Written instruction ->
Identify each line in the records below that contains the word "CONTRACTS", and copy it.

Source material ->
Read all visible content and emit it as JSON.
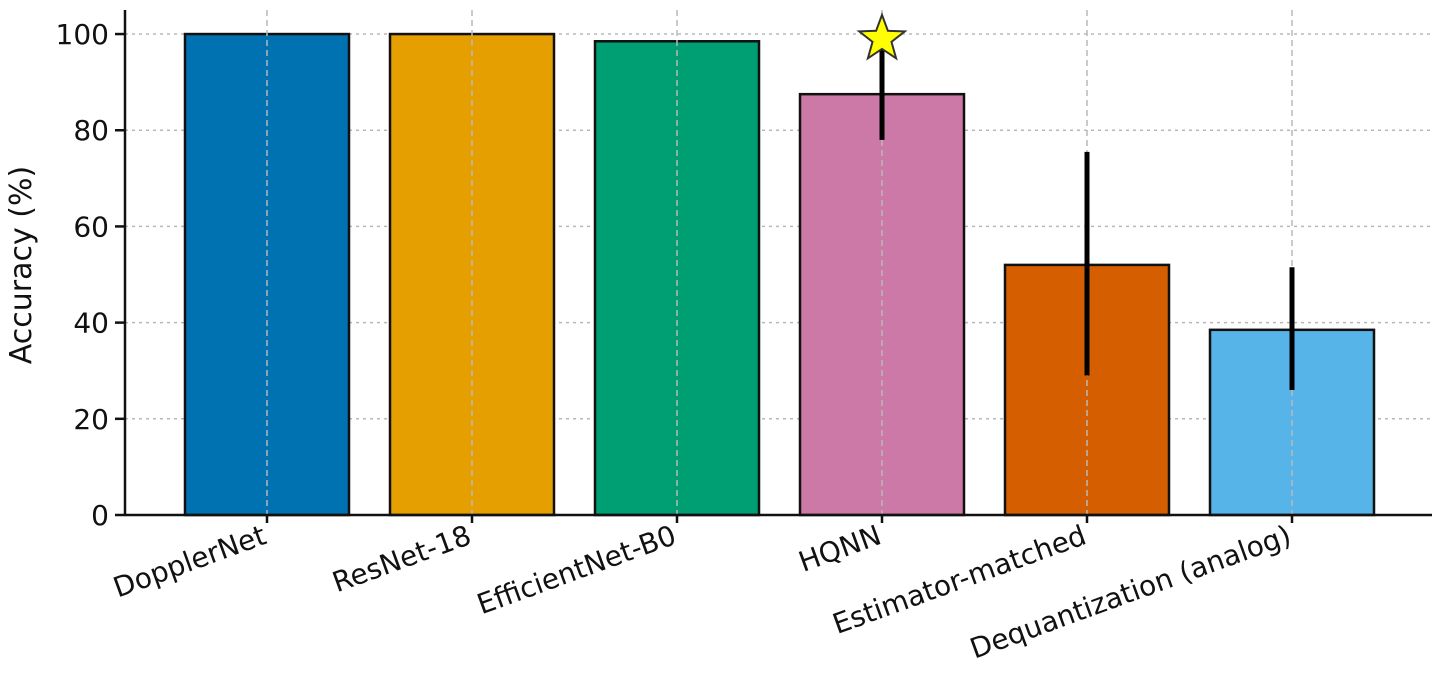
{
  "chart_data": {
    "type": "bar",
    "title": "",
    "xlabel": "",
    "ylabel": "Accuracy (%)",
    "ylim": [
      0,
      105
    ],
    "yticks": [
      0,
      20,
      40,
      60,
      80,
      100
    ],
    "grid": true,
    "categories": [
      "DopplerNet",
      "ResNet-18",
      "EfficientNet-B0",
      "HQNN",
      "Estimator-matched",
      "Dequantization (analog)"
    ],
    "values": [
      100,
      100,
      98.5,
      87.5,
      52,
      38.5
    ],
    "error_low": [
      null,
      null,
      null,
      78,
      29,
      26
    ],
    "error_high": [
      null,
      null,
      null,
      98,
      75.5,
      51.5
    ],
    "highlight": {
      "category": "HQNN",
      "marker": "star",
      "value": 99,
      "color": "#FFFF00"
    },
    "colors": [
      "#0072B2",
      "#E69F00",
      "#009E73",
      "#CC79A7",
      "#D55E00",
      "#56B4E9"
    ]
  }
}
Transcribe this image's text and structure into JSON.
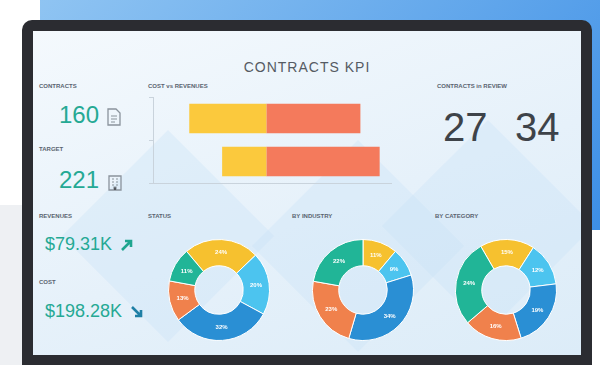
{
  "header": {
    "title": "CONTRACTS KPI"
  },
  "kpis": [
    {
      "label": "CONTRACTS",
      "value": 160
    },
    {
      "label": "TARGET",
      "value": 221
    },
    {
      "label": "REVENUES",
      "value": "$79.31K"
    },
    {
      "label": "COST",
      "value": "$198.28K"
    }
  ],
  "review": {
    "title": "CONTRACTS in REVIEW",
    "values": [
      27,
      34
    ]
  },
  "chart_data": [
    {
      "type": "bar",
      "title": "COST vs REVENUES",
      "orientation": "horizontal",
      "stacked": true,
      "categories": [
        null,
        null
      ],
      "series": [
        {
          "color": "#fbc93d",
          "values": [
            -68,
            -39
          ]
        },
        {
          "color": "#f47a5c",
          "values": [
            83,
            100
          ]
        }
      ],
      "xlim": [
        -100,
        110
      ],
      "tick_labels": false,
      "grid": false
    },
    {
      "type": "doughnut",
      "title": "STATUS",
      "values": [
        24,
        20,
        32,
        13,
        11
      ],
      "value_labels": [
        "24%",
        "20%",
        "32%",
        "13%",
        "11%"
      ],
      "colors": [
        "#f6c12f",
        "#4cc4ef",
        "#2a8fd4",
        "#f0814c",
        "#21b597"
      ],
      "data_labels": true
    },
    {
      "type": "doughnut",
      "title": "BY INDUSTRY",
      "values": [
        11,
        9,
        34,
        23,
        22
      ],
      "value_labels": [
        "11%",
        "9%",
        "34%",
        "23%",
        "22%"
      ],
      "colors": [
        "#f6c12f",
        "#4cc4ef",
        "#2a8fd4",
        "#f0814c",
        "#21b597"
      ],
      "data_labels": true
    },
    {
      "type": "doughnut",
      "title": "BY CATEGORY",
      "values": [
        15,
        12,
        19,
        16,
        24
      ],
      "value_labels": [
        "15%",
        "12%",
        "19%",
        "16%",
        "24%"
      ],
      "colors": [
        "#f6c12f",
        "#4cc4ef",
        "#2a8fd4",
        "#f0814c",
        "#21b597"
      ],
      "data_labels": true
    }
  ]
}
--
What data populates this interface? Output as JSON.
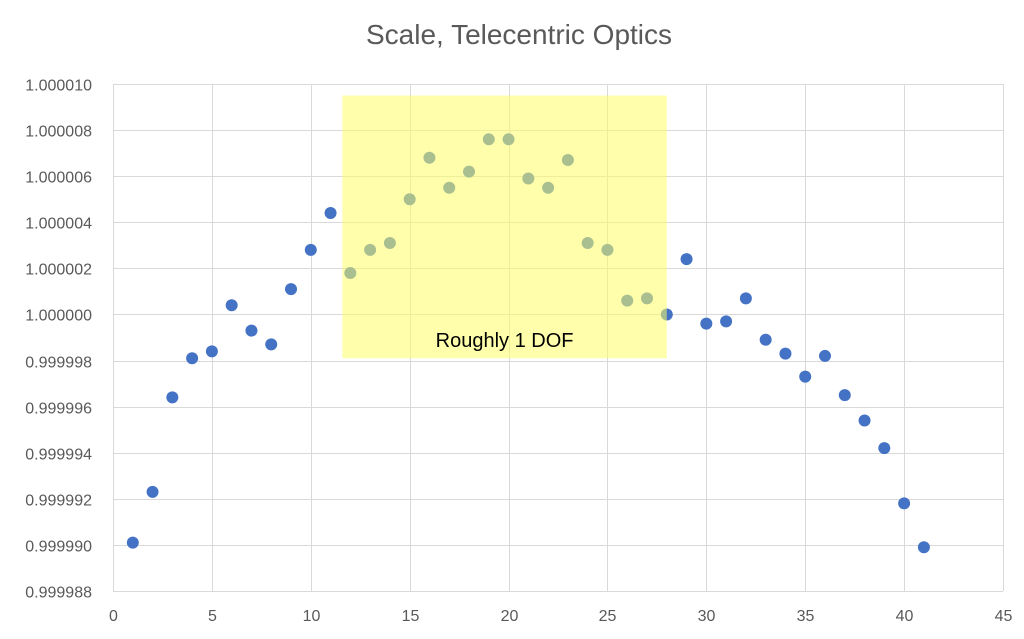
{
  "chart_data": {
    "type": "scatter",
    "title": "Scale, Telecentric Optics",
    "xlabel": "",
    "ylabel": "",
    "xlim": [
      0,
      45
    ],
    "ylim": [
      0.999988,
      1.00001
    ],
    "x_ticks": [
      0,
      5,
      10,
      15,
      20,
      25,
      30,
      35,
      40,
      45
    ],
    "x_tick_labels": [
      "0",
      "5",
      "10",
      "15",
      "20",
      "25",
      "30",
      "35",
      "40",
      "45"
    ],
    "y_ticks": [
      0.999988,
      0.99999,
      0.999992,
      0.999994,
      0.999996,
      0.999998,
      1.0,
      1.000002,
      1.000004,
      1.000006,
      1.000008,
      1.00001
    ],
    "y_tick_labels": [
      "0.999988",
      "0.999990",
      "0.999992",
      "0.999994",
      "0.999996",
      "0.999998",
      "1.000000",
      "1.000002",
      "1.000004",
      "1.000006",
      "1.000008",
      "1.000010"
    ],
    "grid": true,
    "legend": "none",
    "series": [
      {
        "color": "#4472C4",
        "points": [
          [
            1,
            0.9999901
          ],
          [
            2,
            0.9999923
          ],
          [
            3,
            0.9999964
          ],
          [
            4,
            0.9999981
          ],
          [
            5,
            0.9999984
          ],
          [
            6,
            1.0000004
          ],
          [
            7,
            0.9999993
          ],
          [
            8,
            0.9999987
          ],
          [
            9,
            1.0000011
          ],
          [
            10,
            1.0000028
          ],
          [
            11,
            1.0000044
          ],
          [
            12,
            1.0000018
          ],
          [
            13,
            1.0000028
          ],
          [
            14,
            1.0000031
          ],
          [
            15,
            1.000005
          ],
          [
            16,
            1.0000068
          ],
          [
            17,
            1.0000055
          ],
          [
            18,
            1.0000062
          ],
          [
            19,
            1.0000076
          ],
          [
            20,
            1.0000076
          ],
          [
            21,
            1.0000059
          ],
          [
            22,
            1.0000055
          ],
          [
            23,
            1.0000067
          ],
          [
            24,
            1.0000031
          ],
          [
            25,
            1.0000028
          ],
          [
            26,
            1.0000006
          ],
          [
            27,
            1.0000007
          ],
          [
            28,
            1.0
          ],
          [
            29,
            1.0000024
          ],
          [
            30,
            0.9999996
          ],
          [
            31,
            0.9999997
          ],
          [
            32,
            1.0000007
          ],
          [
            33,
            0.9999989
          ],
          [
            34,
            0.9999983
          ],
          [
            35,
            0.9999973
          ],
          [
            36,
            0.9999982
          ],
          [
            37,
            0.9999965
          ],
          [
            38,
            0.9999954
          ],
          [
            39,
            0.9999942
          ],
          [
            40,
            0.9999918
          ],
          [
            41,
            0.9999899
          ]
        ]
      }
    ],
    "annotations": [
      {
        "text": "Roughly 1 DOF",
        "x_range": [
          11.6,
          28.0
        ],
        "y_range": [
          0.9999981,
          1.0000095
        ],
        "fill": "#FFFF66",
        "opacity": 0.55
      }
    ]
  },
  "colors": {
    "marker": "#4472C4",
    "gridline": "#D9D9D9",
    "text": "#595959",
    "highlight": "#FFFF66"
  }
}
--
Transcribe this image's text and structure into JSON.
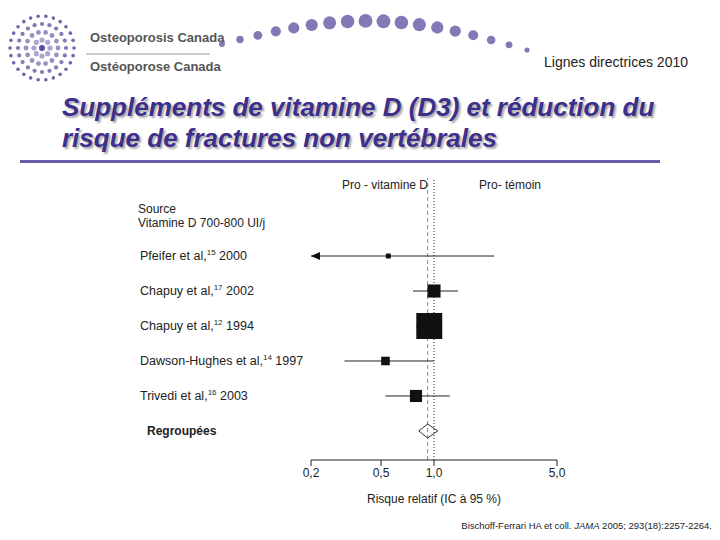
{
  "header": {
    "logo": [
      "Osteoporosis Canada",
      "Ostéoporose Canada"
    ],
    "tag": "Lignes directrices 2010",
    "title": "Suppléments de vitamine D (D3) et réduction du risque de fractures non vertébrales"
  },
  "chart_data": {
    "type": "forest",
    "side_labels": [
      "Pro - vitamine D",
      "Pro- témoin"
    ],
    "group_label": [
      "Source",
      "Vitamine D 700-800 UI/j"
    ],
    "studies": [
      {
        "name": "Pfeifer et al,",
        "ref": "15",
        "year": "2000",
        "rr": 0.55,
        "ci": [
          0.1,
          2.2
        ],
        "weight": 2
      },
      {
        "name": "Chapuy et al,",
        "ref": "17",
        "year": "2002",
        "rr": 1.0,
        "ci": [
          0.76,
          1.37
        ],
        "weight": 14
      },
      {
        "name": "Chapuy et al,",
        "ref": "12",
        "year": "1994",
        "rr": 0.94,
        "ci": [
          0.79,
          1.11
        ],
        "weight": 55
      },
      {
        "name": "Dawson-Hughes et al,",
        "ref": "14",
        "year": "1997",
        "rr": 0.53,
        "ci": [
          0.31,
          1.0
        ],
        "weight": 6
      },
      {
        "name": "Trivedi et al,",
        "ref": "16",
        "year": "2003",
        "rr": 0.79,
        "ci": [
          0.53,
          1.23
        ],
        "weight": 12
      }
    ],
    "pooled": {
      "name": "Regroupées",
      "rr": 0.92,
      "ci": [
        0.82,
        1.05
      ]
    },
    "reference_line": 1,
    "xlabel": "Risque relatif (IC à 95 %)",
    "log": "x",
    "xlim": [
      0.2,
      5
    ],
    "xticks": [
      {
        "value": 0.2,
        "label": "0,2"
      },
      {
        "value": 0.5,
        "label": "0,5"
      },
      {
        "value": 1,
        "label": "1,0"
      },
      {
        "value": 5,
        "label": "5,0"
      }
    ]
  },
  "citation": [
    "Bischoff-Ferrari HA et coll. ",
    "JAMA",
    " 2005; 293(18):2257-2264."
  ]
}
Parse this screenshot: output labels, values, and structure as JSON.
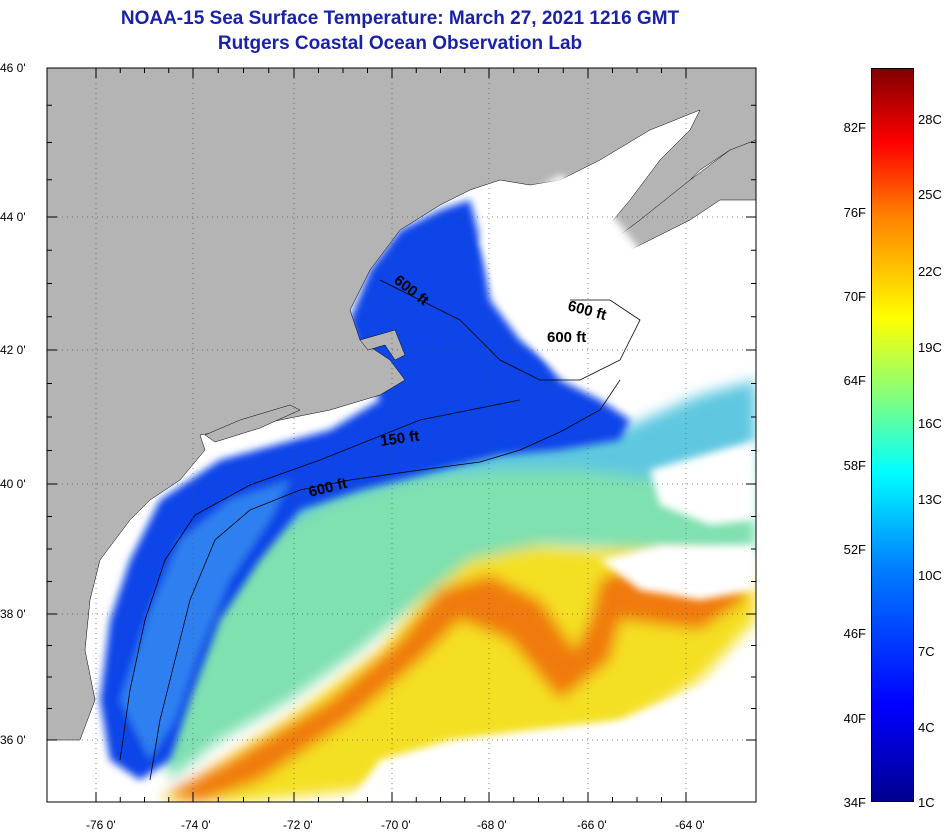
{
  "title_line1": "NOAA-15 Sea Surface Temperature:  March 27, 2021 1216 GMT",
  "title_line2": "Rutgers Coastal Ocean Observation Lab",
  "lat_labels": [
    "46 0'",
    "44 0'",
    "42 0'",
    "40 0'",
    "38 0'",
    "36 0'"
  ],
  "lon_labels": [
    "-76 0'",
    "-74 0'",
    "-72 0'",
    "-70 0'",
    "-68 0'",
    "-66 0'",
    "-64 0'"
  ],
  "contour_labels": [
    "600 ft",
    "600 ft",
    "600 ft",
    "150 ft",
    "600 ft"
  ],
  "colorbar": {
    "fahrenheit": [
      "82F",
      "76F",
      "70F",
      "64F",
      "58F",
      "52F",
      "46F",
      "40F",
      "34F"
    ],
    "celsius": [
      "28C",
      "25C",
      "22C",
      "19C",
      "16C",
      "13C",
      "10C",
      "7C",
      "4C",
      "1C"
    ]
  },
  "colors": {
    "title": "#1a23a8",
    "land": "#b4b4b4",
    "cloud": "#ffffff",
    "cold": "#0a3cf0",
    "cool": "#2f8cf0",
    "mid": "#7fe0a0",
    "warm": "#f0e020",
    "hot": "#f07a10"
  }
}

Output of the exercise ->
    "title": "CONTRACTS KPI"
      "label": "CONTRACTS",
    "title": "CONTRACTS in REVIEW",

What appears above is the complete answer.